=== Exercise prompt ===
What is the number of lines holding the word "vững"? Give that number alone.

───── Information shown

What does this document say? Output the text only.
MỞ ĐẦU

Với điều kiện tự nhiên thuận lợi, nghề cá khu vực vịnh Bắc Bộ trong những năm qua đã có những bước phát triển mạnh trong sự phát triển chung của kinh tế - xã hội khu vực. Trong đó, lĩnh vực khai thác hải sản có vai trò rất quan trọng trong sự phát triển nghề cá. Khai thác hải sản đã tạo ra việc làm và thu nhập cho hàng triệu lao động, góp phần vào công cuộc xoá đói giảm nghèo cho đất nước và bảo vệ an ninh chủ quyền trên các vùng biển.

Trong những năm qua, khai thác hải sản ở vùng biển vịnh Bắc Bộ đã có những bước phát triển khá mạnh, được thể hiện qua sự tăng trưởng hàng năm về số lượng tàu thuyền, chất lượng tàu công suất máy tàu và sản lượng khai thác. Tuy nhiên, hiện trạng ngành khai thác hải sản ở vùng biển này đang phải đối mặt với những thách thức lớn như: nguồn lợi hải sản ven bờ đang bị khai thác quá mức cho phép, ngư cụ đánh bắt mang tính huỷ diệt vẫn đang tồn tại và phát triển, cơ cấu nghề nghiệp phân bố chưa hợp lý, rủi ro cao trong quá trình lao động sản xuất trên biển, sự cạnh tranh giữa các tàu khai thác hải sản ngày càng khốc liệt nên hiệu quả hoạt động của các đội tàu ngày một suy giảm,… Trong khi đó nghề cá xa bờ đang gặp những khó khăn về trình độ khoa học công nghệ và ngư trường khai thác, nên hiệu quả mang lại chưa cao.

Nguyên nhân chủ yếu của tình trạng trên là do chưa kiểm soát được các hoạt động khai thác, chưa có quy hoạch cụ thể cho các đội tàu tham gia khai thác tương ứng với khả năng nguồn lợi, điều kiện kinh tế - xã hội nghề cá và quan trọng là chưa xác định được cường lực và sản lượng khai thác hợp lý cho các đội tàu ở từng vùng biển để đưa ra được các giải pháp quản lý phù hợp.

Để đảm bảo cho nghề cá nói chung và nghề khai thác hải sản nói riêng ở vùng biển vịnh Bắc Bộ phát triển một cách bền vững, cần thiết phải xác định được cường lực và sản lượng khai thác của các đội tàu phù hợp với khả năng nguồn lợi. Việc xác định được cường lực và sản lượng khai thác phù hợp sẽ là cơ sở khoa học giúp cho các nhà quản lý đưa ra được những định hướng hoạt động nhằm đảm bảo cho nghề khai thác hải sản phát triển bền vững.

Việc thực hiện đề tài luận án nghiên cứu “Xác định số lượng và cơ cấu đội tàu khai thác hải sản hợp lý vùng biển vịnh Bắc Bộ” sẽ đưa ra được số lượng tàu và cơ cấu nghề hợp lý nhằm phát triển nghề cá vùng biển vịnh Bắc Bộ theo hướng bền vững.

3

──────────
───── Information shown

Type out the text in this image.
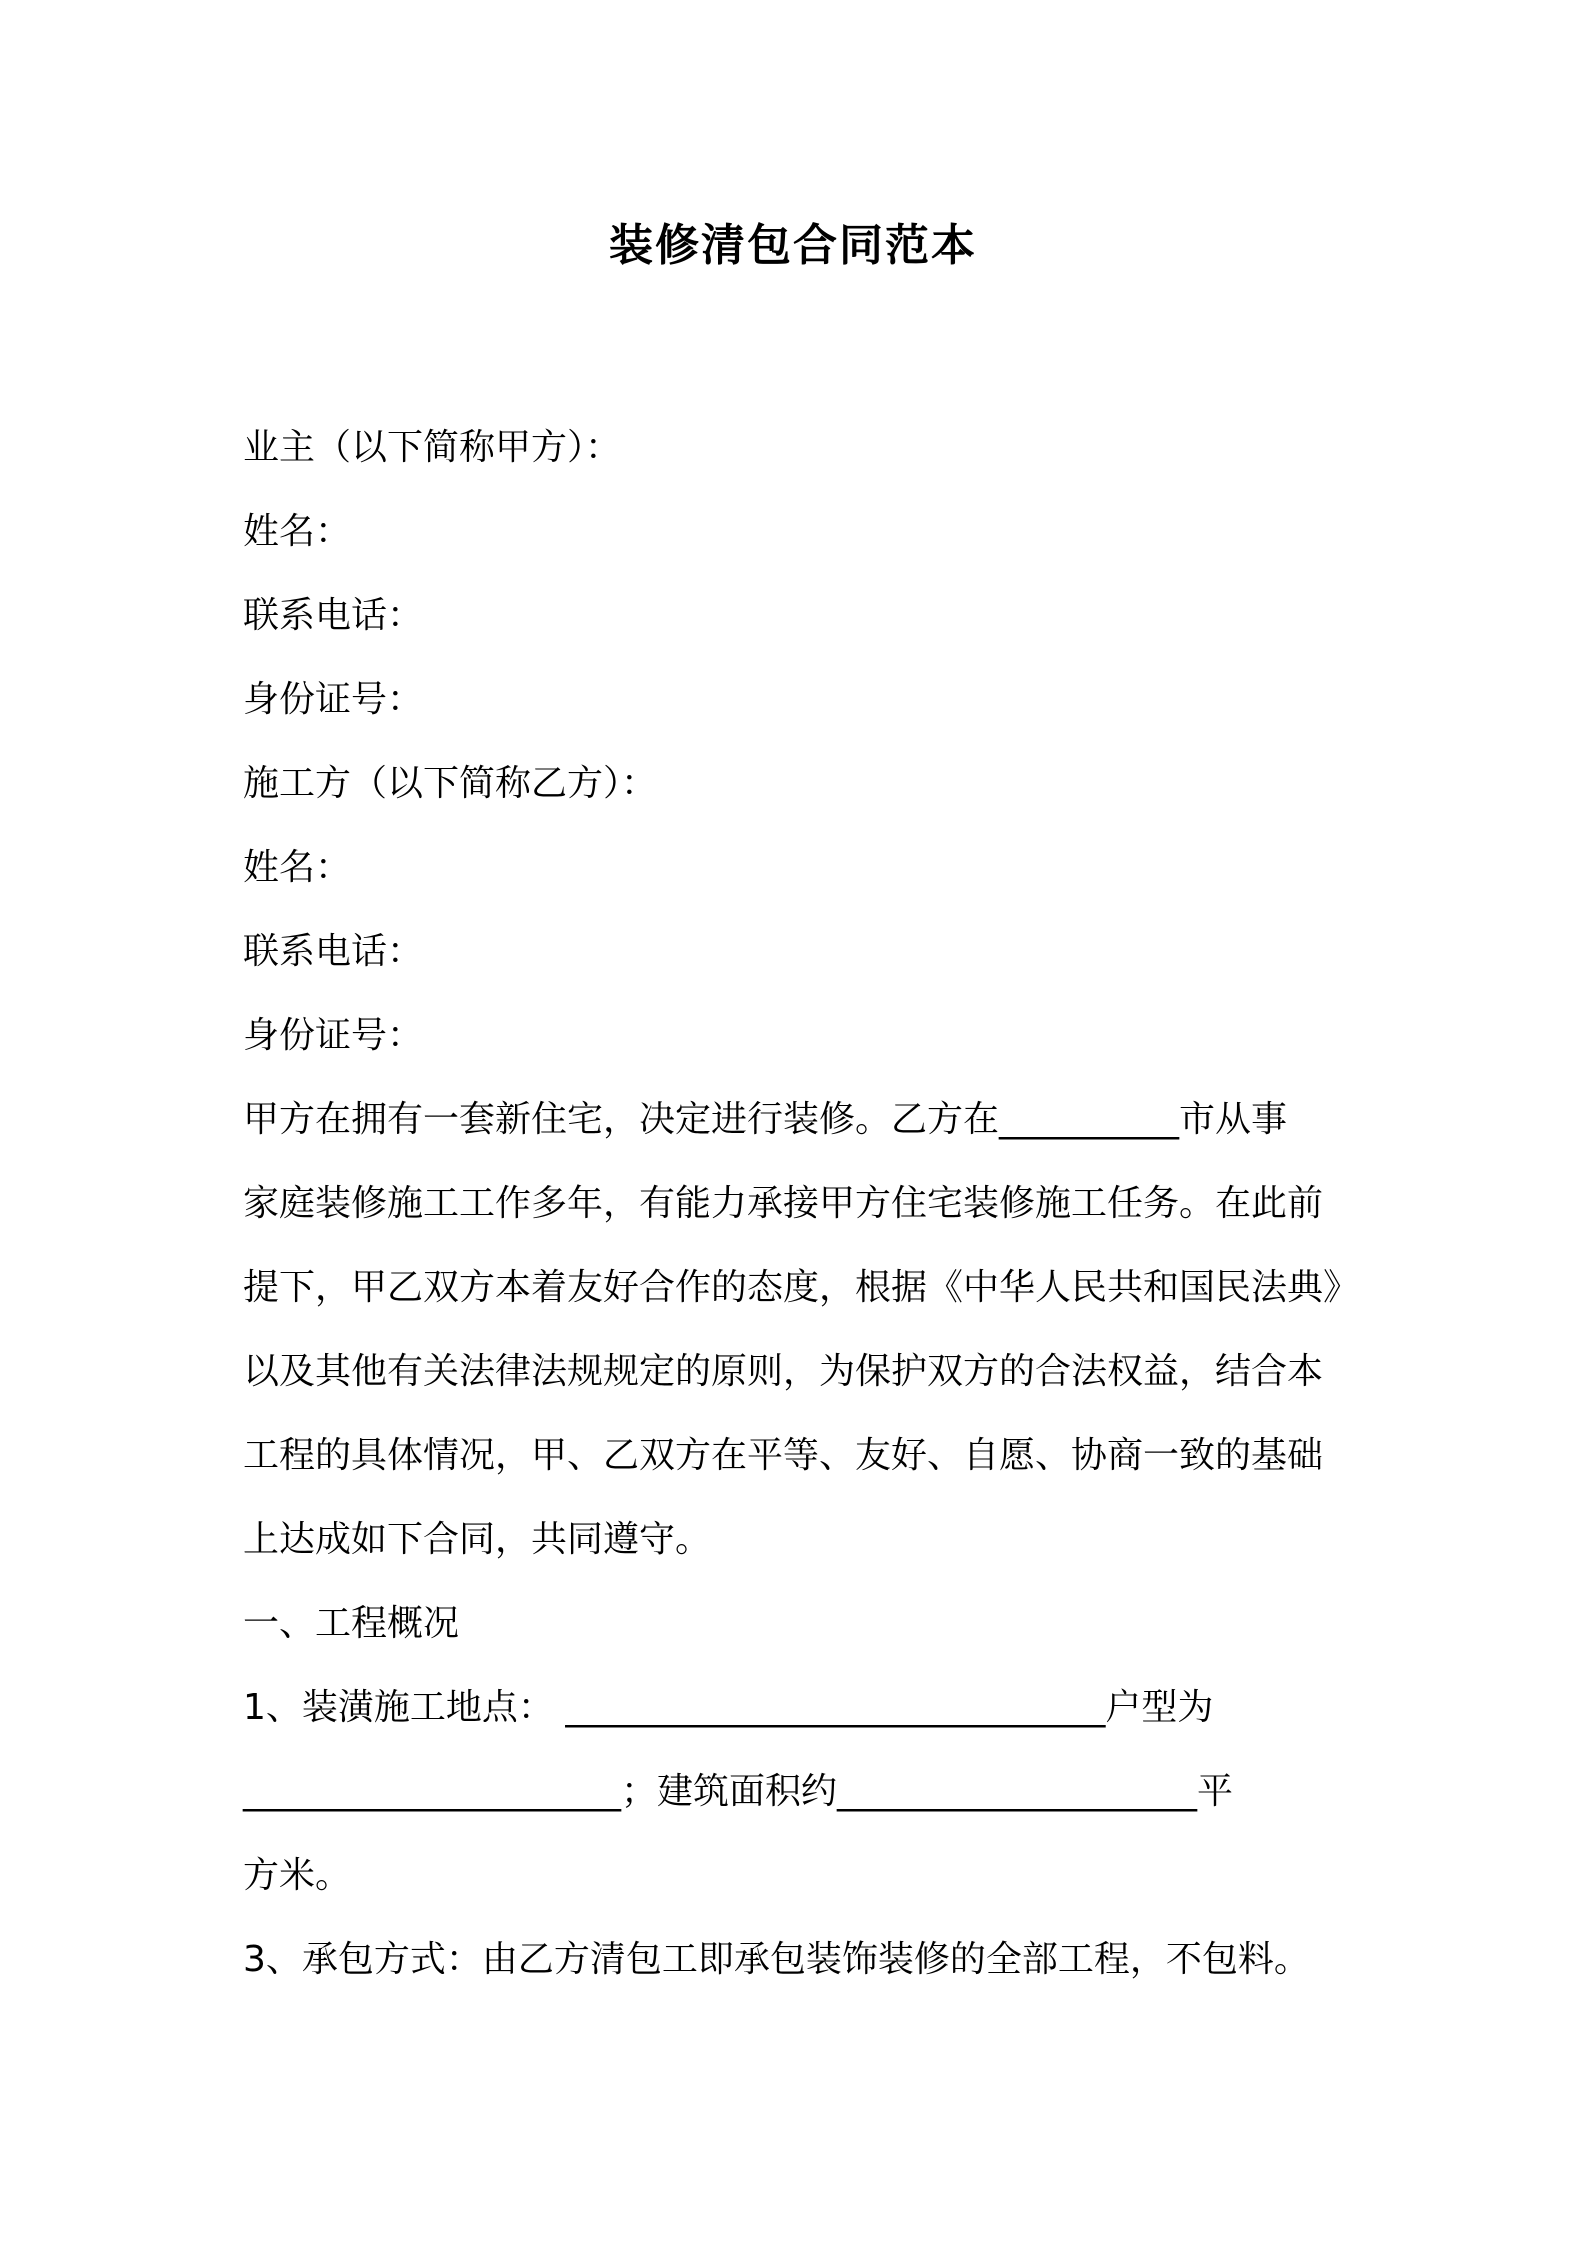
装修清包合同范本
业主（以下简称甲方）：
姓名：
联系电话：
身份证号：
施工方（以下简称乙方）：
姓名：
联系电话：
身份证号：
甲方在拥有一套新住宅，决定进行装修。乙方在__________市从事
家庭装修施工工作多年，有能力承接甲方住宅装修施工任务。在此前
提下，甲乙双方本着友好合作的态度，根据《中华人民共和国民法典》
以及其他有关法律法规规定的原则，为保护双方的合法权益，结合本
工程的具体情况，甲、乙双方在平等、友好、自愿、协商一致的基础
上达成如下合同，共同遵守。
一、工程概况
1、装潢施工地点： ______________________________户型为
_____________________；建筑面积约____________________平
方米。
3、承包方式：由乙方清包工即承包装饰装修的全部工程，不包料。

──────────
───── Information shown

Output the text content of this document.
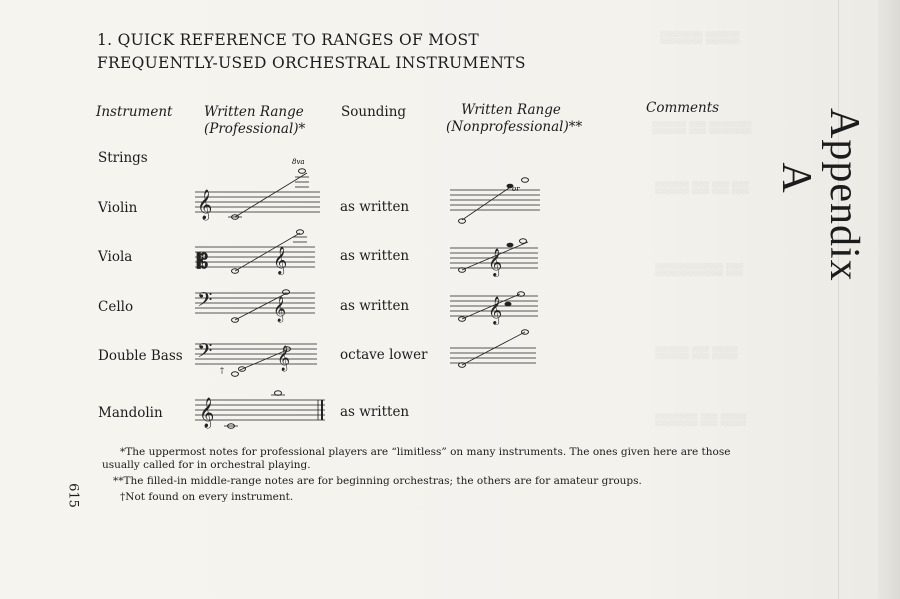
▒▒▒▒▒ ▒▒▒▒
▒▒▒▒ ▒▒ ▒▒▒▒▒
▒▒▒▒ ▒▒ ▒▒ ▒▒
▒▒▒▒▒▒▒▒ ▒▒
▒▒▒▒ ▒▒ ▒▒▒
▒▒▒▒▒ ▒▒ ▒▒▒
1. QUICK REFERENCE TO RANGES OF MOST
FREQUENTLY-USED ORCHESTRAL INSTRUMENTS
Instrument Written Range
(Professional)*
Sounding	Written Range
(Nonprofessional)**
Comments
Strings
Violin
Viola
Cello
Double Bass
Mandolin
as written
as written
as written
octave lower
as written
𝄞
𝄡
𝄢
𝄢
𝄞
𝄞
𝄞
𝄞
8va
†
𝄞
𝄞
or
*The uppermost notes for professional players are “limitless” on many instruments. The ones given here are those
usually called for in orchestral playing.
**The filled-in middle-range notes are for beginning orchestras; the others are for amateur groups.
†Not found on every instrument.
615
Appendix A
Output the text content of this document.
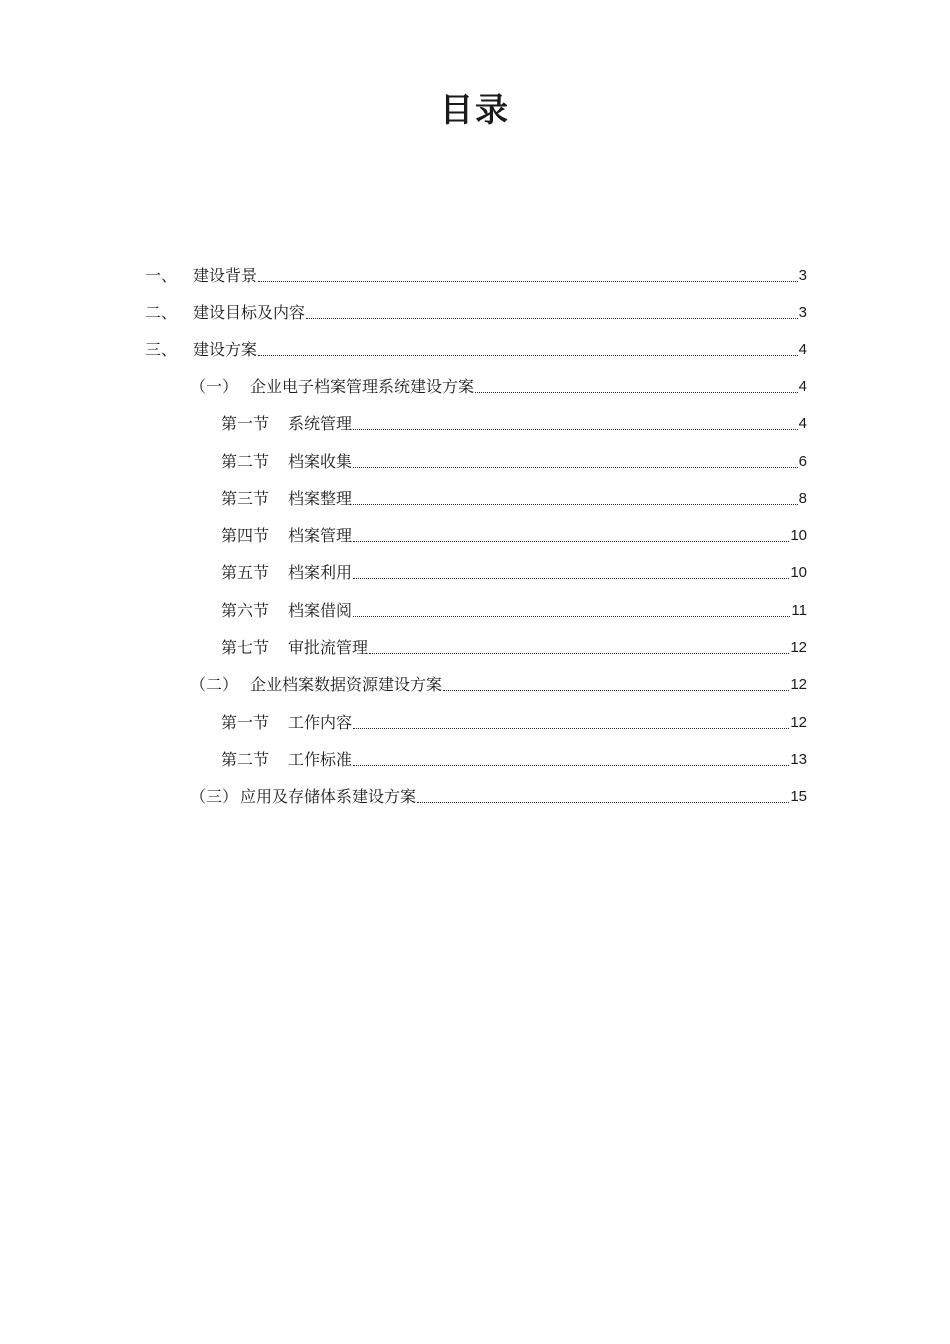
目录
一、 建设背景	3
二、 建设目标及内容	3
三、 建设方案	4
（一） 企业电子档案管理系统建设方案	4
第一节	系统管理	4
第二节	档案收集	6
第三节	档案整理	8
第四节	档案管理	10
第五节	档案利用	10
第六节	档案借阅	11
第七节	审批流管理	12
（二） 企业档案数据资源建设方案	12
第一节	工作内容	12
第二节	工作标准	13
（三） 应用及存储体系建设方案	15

──────────

=== Response below ===
2